* [What you need to do] Extract all lines that hold the string "title".
============================================================
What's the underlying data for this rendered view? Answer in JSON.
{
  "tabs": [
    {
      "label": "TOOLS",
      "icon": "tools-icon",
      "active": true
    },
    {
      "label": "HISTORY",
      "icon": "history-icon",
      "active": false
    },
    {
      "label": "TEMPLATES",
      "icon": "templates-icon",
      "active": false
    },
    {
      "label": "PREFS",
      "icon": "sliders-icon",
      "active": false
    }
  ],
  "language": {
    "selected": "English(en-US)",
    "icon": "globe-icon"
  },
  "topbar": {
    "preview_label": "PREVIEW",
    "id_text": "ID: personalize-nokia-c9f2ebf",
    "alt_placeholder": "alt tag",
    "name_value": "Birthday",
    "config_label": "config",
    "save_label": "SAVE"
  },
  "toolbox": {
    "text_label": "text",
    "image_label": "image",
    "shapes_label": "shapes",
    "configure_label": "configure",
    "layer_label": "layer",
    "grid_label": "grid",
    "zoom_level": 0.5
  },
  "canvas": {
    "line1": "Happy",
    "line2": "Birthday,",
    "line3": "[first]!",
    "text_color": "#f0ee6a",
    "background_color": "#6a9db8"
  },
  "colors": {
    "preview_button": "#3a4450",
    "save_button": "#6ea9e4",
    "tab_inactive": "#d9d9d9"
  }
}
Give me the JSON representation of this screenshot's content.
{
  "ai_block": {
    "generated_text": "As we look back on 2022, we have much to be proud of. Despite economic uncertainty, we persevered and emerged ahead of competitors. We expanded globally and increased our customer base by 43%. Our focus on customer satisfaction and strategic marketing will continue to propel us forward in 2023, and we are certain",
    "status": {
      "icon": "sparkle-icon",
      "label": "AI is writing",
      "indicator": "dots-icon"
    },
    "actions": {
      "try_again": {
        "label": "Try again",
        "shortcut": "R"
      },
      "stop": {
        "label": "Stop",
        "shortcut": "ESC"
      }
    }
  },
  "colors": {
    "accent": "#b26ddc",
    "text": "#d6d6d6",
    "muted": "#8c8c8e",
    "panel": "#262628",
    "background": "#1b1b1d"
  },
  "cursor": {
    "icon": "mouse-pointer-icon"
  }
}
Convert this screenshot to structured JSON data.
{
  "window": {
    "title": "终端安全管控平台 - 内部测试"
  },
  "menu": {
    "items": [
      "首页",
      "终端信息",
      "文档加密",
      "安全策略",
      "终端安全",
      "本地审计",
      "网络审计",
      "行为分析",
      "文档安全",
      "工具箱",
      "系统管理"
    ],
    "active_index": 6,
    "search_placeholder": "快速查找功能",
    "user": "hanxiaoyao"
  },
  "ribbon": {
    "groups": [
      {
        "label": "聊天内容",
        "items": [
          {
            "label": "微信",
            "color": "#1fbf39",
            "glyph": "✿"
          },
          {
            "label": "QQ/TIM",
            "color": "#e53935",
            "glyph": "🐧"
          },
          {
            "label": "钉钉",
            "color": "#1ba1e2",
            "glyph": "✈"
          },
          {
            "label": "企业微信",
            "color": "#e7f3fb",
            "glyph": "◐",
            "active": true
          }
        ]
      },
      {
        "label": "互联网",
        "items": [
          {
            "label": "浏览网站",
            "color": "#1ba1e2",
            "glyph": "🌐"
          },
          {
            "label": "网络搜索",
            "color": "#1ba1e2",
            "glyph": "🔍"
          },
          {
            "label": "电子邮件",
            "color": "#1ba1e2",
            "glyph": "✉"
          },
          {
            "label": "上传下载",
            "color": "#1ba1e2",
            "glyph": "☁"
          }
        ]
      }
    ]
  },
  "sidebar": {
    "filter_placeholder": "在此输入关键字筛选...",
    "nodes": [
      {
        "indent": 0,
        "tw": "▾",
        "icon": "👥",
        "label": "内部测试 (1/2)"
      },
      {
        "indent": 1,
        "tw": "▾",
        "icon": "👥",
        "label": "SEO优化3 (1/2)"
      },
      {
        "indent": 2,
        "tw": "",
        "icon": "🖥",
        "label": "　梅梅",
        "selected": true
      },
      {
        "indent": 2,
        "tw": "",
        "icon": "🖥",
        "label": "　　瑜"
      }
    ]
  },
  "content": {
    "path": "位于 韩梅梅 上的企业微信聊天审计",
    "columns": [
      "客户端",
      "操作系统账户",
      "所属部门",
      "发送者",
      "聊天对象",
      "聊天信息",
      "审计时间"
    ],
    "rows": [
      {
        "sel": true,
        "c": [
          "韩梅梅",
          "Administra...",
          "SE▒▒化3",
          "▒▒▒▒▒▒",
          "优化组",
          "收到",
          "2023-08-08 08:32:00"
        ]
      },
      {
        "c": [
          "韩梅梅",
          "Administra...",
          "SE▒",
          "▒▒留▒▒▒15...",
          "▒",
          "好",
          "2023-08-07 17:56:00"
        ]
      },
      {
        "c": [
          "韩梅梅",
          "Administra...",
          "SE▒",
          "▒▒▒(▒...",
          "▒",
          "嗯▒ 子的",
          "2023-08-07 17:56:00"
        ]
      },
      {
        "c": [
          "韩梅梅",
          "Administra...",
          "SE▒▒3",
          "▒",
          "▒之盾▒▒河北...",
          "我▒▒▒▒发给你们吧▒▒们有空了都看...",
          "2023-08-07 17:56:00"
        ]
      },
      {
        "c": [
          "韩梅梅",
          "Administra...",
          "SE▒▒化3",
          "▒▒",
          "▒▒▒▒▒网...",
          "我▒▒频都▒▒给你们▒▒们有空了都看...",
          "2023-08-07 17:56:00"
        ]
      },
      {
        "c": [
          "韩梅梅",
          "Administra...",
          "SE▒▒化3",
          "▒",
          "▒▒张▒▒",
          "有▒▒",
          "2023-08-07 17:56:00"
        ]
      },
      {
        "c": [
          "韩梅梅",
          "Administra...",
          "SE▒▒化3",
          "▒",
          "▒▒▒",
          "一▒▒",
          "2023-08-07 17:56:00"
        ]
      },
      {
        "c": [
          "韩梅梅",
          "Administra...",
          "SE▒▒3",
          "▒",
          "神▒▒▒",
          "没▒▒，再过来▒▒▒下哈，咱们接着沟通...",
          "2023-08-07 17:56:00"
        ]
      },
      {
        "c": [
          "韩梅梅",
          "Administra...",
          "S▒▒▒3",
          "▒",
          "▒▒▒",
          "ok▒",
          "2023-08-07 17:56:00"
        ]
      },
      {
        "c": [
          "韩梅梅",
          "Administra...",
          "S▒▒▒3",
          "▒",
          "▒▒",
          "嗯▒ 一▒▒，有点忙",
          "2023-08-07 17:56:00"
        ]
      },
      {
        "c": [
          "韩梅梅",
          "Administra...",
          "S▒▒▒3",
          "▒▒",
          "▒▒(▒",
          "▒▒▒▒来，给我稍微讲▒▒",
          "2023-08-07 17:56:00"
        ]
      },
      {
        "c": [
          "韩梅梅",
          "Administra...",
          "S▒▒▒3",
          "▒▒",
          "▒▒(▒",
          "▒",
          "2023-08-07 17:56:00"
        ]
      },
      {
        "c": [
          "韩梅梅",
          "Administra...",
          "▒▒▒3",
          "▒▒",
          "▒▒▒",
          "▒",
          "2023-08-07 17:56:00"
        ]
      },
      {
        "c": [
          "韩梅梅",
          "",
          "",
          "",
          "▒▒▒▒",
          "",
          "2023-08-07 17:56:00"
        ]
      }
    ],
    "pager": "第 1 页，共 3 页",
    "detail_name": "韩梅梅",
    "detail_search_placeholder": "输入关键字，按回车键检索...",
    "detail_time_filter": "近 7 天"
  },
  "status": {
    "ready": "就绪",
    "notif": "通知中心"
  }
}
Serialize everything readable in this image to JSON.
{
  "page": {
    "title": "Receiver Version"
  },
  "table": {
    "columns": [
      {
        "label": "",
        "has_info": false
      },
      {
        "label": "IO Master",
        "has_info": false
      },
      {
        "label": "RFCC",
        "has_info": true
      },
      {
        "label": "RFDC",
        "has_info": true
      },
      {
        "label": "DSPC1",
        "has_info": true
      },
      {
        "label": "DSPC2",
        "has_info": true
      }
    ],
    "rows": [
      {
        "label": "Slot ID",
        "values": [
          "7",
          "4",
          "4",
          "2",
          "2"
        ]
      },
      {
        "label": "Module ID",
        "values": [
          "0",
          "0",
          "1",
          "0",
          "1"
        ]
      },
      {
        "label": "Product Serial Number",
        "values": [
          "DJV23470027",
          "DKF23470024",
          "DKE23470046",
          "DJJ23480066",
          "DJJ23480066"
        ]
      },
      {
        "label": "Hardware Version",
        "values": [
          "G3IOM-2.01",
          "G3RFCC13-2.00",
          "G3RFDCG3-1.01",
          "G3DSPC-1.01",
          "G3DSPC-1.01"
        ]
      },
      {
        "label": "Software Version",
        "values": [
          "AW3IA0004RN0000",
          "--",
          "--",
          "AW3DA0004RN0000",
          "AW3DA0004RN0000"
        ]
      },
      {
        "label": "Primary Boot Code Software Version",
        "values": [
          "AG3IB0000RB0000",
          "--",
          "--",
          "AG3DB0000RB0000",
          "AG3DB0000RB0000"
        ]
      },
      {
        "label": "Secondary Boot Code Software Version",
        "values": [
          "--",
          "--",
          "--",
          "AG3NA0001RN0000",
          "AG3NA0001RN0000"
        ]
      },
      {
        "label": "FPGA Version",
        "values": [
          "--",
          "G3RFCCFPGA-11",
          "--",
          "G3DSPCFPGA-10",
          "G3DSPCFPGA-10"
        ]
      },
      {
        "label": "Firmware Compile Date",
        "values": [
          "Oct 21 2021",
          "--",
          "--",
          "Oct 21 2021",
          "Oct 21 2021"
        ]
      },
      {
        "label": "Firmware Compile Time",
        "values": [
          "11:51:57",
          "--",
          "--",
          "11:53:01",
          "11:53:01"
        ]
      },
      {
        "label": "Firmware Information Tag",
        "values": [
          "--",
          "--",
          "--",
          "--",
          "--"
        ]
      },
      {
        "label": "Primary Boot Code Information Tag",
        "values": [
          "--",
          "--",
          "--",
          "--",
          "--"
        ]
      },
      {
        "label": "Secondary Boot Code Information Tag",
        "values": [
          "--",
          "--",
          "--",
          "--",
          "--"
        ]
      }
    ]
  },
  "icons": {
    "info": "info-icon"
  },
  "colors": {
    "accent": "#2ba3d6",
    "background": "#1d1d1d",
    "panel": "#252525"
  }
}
============================================================
* [Reply]
    "title": "终端安全管控平台 - 内部测试"
    "title": "Receiver Version"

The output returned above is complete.